**What to produce:**
Exclude all pictures, then copy each of the records exactly as written.

* START Data in this exercise *

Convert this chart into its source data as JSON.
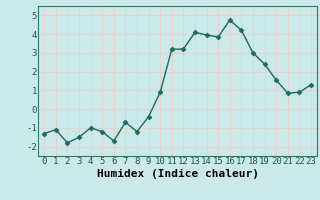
{
  "x": [
    0,
    1,
    2,
    3,
    4,
    5,
    6,
    7,
    8,
    9,
    10,
    11,
    12,
    13,
    14,
    15,
    16,
    17,
    18,
    19,
    20,
    21,
    22,
    23
  ],
  "y": [
    -1.3,
    -1.1,
    -1.8,
    -1.5,
    -1.0,
    -1.2,
    -1.7,
    -0.7,
    -1.2,
    -0.4,
    0.9,
    3.2,
    3.2,
    4.1,
    3.95,
    3.85,
    4.75,
    4.2,
    3.0,
    2.4,
    1.55,
    0.85,
    0.9,
    1.3
  ],
  "line_color": "#1a6b5a",
  "marker": "D",
  "markersize": 2.5,
  "linewidth": 1.0,
  "bg_color": "#cce9e9",
  "grid_color": "#e8d0d0",
  "xlabel": "Humidex (Indice chaleur)",
  "ylim": [
    -2.5,
    5.5
  ],
  "xlim": [
    -0.5,
    23.5
  ],
  "yticks": [
    -2,
    -1,
    0,
    1,
    2,
    3,
    4,
    5
  ],
  "xticks": [
    0,
    1,
    2,
    3,
    4,
    5,
    6,
    7,
    8,
    9,
    10,
    11,
    12,
    13,
    14,
    15,
    16,
    17,
    18,
    19,
    20,
    21,
    22,
    23
  ],
  "xlabel_fontsize": 8,
  "tick_fontsize": 6.5
}
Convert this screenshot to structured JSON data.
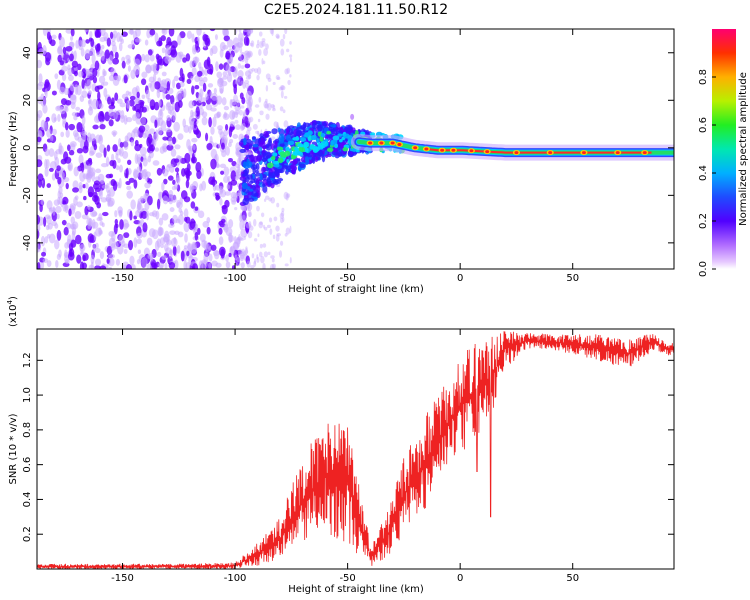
{
  "chart_data": [
    {
      "type": "heatmap",
      "title": "C2E5.2024.181.11.50.R12",
      "xlabel": "Height of straight line (km)",
      "ylabel": "Frequency (Hz)",
      "xlim": [
        -188,
        95
      ],
      "ylim": [
        -51,
        50
      ],
      "xticks": [
        -150,
        -100,
        -50,
        0,
        50
      ],
      "yticks": [
        -40,
        -20,
        0,
        20,
        40
      ],
      "grid": false,
      "colorbar": {
        "label": "Normalized spectral amplitude",
        "range": [
          0,
          1
        ],
        "ticks": [
          "0.0",
          "0.2",
          "0.4",
          "0.6",
          "0.8"
        ],
        "colormap": "rainbow (violet to red)"
      },
      "ridge": [
        {
          "x": -95,
          "y": -10
        },
        {
          "x": -80,
          "y": -3
        },
        {
          "x": -65,
          "y": 3
        },
        {
          "x": -50,
          "y": 3
        },
        {
          "x": -40,
          "y": 2
        },
        {
          "x": -30,
          "y": 2
        },
        {
          "x": -20,
          "y": 0
        },
        {
          "x": -10,
          "y": -1
        },
        {
          "x": 0,
          "y": -1
        },
        {
          "x": 20,
          "y": -2
        },
        {
          "x": 50,
          "y": -2
        },
        {
          "x": 85,
          "y": -2
        }
      ],
      "colors": {
        "noise": "#6a00ff",
        "noise_light": "#c8a8ff",
        "ridge_core": "#ff2a2a",
        "ridge_mid": "#22dd66",
        "ridge_edge": "#1f3cff"
      }
    },
    {
      "type": "line",
      "title": "",
      "xlabel": "Height of straight line (km)",
      "ylabel": "SNR (10 * v/v)",
      "y_multiplier_label": "(x10",
      "y_multiplier_exp": "4",
      "xlim": [
        -188,
        95
      ],
      "ylim": [
        0,
        13800
      ],
      "xticks": [
        -150,
        -100,
        -50,
        0,
        50
      ],
      "yticks": [
        2000,
        4000,
        6000,
        8000,
        10000,
        12000
      ],
      "ytick_labels": [
        "0.2",
        "0.4",
        "0.6",
        "0.8",
        "1.0",
        "1.2"
      ],
      "grid": false,
      "line_color": "#ee2222",
      "envelope": [
        {
          "x": -188,
          "lo": 0,
          "hi": 300
        },
        {
          "x": -120,
          "lo": 0,
          "hi": 300
        },
        {
          "x": -100,
          "lo": 0,
          "hi": 400
        },
        {
          "x": -90,
          "lo": 200,
          "hi": 1500
        },
        {
          "x": -80,
          "lo": 500,
          "hi": 3000
        },
        {
          "x": -70,
          "lo": 1500,
          "hi": 6500
        },
        {
          "x": -60,
          "lo": 2000,
          "hi": 8500
        },
        {
          "x": -50,
          "lo": 1500,
          "hi": 8500
        },
        {
          "x": -45,
          "lo": 600,
          "hi": 5000
        },
        {
          "x": -40,
          "lo": 100,
          "hi": 1500
        },
        {
          "x": -33,
          "lo": 500,
          "hi": 3000
        },
        {
          "x": -25,
          "lo": 2000,
          "hi": 6500
        },
        {
          "x": -15,
          "lo": 3500,
          "hi": 9000
        },
        {
          "x": -5,
          "lo": 6000,
          "hi": 11000
        },
        {
          "x": 5,
          "lo": 7000,
          "hi": 13000
        },
        {
          "x": 15,
          "lo": 9000,
          "hi": 13500
        },
        {
          "x": 20,
          "lo": 11500,
          "hi": 13800
        },
        {
          "x": 30,
          "lo": 12700,
          "hi": 13600
        },
        {
          "x": 45,
          "lo": 12500,
          "hi": 13500
        },
        {
          "x": 60,
          "lo": 12000,
          "hi": 13500
        },
        {
          "x": 75,
          "lo": 11500,
          "hi": 13200
        },
        {
          "x": 85,
          "lo": 12500,
          "hi": 13600
        },
        {
          "x": 95,
          "lo": 12200,
          "hi": 13000
        }
      ],
      "dips": [
        {
          "x": 13.5,
          "y": 3000
        },
        {
          "x": 7.5,
          "y": 5600
        },
        {
          "x": -40,
          "y": 500
        }
      ]
    }
  ]
}
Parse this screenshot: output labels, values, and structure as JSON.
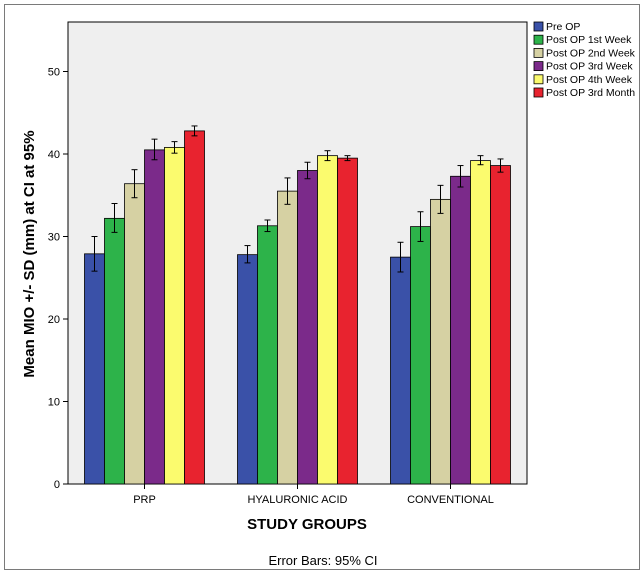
{
  "chart_data": {
    "type": "bar",
    "xlabel": "STUDY GROUPS",
    "ylabel": "Mean MIO +/- SD (mm) at CI at 95%",
    "footnote": "Error Bars: 95% CI",
    "ylim": [
      0,
      56
    ],
    "yticks": [
      "0",
      "10",
      "20",
      "30",
      "40",
      "50"
    ],
    "categories": [
      "PRP",
      "HYALURONIC ACID",
      "CONVENTIONAL"
    ],
    "legend_position": "top-right",
    "grid": false,
    "series": [
      {
        "name": "Pre OP",
        "color": "#3a51a8",
        "values": [
          27.9,
          27.8,
          27.5
        ],
        "ci_low": [
          25.8,
          26.8,
          25.7
        ],
        "ci_high": [
          30.0,
          28.9,
          29.3
        ]
      },
      {
        "name": "Post OP 1st Week",
        "color": "#2db34a",
        "values": [
          32.2,
          31.3,
          31.2
        ],
        "ci_low": [
          30.5,
          30.6,
          29.4
        ],
        "ci_high": [
          34.0,
          32.0,
          33.0
        ]
      },
      {
        "name": "Post OP 2nd Week",
        "color": "#d6d1a3",
        "values": [
          36.4,
          35.5,
          34.5
        ],
        "ci_low": [
          34.7,
          33.9,
          32.8
        ],
        "ci_high": [
          38.1,
          37.1,
          36.2
        ]
      },
      {
        "name": "Post OP 3rd Week",
        "color": "#7b2a8a",
        "values": [
          40.5,
          38.0,
          37.3
        ],
        "ci_low": [
          39.3,
          37.0,
          36.0
        ],
        "ci_high": [
          41.8,
          39.0,
          38.6
        ]
      },
      {
        "name": "Post OP 4th Week",
        "color": "#fbfb6e",
        "values": [
          40.8,
          39.8,
          39.2
        ],
        "ci_low": [
          40.1,
          39.2,
          38.7
        ],
        "ci_high": [
          41.5,
          40.4,
          39.8
        ]
      },
      {
        "name": "Post OP 3rd Month",
        "color": "#e8232f",
        "values": [
          42.8,
          39.5,
          38.6
        ],
        "ci_low": [
          42.2,
          39.2,
          37.8
        ],
        "ci_high": [
          43.4,
          39.8,
          39.4
        ]
      }
    ]
  }
}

* END Data in this exercise *

**Result of the task:**
Convert this chart into its source data as JSON.
{
  "x": [
    0,
    1,
    2,
    3,
    4,
    5,
    6,
    7,
    8,
    9,
    10,
    11,
    12,
    13,
    14,
    15,
    16,
    17,
    18,
    19,
    20,
    21,
    22,
    23
  ],
  "y": [
    -1.3,
    -1.1,
    -1.8,
    -1.5,
    -1.0,
    -1.2,
    -1.7,
    -0.7,
    -1.2,
    -0.4,
    0.9,
    3.2,
    3.2,
    4.1,
    3.95,
    3.85,
    4.75,
    4.2,
    3.0,
    2.4,
    1.55,
    0.85,
    0.9,
    1.3
  ],
  "line_color": "#1a6b5a",
  "marker": "D",
  "markersize": 2.5,
  "linewidth": 1.0,
  "bg_color": "#cce9e9",
  "grid_color": "#e8d0d0",
  "xlabel": "Humidex (Indice chaleur)",
  "ylim": [
    -2.5,
    5.5
  ],
  "xlim": [
    -0.5,
    23.5
  ],
  "yticks": [
    -2,
    -1,
    0,
    1,
    2,
    3,
    4,
    5
  ],
  "xticks": [
    0,
    1,
    2,
    3,
    4,
    5,
    6,
    7,
    8,
    9,
    10,
    11,
    12,
    13,
    14,
    15,
    16,
    17,
    18,
    19,
    20,
    21,
    22,
    23
  ],
  "xlabel_fontsize": 8,
  "tick_fontsize": 6.5
}
Convert this screenshot to structured JSON data.
{
  "chart_data": [
    {
      "type": "heatmap",
      "title": "C2E5.2024.181.11.50.R12",
      "xlabel": "Height of straight line (km)",
      "ylabel": "Frequency (Hz)",
      "xlim": [
        -188,
        95
      ],
      "ylim": [
        -51,
        50
      ],
      "xticks": [
        -150,
        -100,
        -50,
        0,
        50
      ],
      "yticks": [
        -40,
        -20,
        0,
        20,
        40
      ],
      "grid": false,
      "colorbar": {
        "label": "Normalized spectral amplitude",
        "range": [
          0,
          1
        ],
        "ticks": [
          "0.0",
          "0.2",
          "0.4",
          "0.6",
          "0.8"
        ],
        "colormap": "rainbow (violet to red)"
      },
      "ridge": [
        {
          "x": -95,
          "y": -10
        },
        {
          "x": -80,
          "y": -3
        },
        {
          "x": -65,
          "y": 3
        },
        {
          "x": -50,
          "y": 3
        },
        {
          "x": -40,
          "y": 2
        },
        {
          "x": -30,
          "y": 2
        },
        {
          "x": -20,
          "y": 0
        },
        {
          "x": -10,
          "y": -1
        },
        {
          "x": 0,
          "y": -1
        },
        {
          "x": 20,
          "y": -2
        },
        {
          "x": 50,
          "y": -2
        },
        {
          "x": 85,
          "y": -2
        }
      ],
      "colors": {
        "noise": "#6a00ff",
        "noise_light": "#c8a8ff",
        "ridge_core": "#ff2a2a",
        "ridge_mid": "#22dd66",
        "ridge_edge": "#1f3cff"
      }
    },
    {
      "type": "line",
      "title": "",
      "xlabel": "Height of straight line (km)",
      "ylabel": "SNR (10 * v/v)",
      "y_multiplier_label": "(x10",
      "y_multiplier_exp": "4",
      "xlim": [
        -188,
        95
      ],
      "ylim": [
        0,
        13800
      ],
      "xticks": [
        -150,
        -100,
        -50,
        0,
        50
      ],
      "yticks": [
        2000,
        4000,
        6000,
        8000,
        10000,
        12000
      ],
      "ytick_labels": [
        "0.2",
        "0.4",
        "0.6",
        "0.8",
        "1.0",
        "1.2"
      ],
      "grid": false,
      "line_color": "#ee2222",
      "envelope": [
        {
          "x": -188,
          "lo": 0,
          "hi": 300
        },
        {
          "x": -120,
          "lo": 0,
          "hi": 300
        },
        {
          "x": -100,
          "lo": 0,
          "hi": 400
        },
        {
          "x": -90,
          "lo": 200,
          "hi": 1500
        },
        {
          "x": -80,
          "lo": 500,
          "hi": 3000
        },
        {
          "x": -70,
          "lo": 1500,
          "hi": 6500
        },
        {
          "x": -60,
          "lo": 2000,
          "hi": 8500
        },
        {
          "x": -50,
          "lo": 1500,
          "hi": 8500
        },
        {
          "x": -45,
          "lo": 600,
          "hi": 5000
        },
        {
          "x": -40,
          "lo": 100,
          "hi": 1500
        },
        {
          "x": -33,
          "lo": 500,
          "hi": 3000
        },
        {
          "x": -25,
          "lo": 2000,
          "hi": 6500
        },
        {
          "x": -15,
          "lo": 3500,
          "hi": 9000
        },
        {
          "x": -5,
          "lo": 6000,
          "hi": 11000
        },
        {
          "x": 5,
          "lo": 7000,
          "hi": 13000
        },
        {
          "x": 15,
          "lo": 9000,
          "hi": 13500
        },
        {
          "x": 20,
          "lo": 11500,
          "hi": 13800
        },
        {
          "x": 30,
          "lo": 12700,
          "hi": 13600
        },
        {
          "x": 45,
          "lo": 12500,
          "hi": 13500
        },
        {
          "x": 60,
          "lo": 12000,
          "hi": 13500
        },
        {
          "x": 75,
          "lo": 11500,
          "hi": 13200
        },
        {
          "x": 85,
          "lo": 12500,
          "hi": 13600
        },
        {
          "x": 95,
          "lo": 12200,
          "hi": 13000
        }
      ],
      "dips": [
        {
          "x": 13.5,
          "y": 3000
        },
        {
          "x": 7.5,
          "y": 5600
        },
        {
          "x": -40,
          "y": 500
        }
      ]
    }
  ]
}
Parse this screenshot: output labels, values, and structure as JSON.
{
  "chart_data": {
    "type": "bar",
    "xlabel": "STUDY GROUPS",
    "ylabel": "Mean MIO +/- SD (mm) at CI at 95%",
    "footnote": "Error Bars: 95% CI",
    "ylim": [
      0,
      56
    ],
    "yticks": [
      "0",
      "10",
      "20",
      "30",
      "40",
      "50"
    ],
    "categories": [
      "PRP",
      "HYALURONIC ACID",
      "CONVENTIONAL"
    ],
    "legend_position": "top-right",
    "grid": false,
    "series": [
      {
        "name": "Pre OP",
        "color": "#3a51a8",
        "values": [
          27.9,
          27.8,
          27.5
        ],
        "ci_low": [
          25.8,
          26.8,
          25.7
        ],
        "ci_high": [
          30.0,
          28.9,
          29.3
        ]
      },
      {
        "name": "Post OP 1st Week",
        "color": "#2db34a",
        "values": [
          32.2,
          31.3,
          31.2
        ],
        "ci_low": [
          30.5,
          30.6,
          29.4
        ],
        "ci_high": [
          34.0,
          32.0,
          33.0
        ]
      },
      {
        "name": "Post OP 2nd Week",
        "color": "#d6d1a3",
        "values": [
          36.4,
          35.5,
          34.5
        ],
        "ci_low": [
          34.7,
          33.9,
          32.8
        ],
        "ci_high": [
          38.1,
          37.1,
          36.2
        ]
      },
      {
        "name": "Post OP 3rd Week",
        "color": "#7b2a8a",
        "values": [
          40.5,
          38.0,
          37.3
        ],
        "ci_low": [
          39.3,
          37.0,
          36.0
        ],
        "ci_high": [
          41.8,
          39.0,
          38.6
        ]
      },
      {
        "name": "Post OP 4th Week",
        "color": "#fbfb6e",
        "values": [
          40.8,
          39.8,
          39.2
        ],
        "ci_low": [
          40.1,
          39.2,
          38.7
        ],
        "ci_high": [
          41.5,
          40.4,
          39.8
        ]
      },
      {
        "name": "Post OP 3rd Month",
        "color": "#e8232f",
        "values": [
          42.8,
          39.5,
          38.6
        ],
        "ci_low": [
          42.2,
          39.2,
          37.8
        ],
        "ci_high": [
          43.4,
          39.8,
          39.4
        ]
      }
    ]
  }
}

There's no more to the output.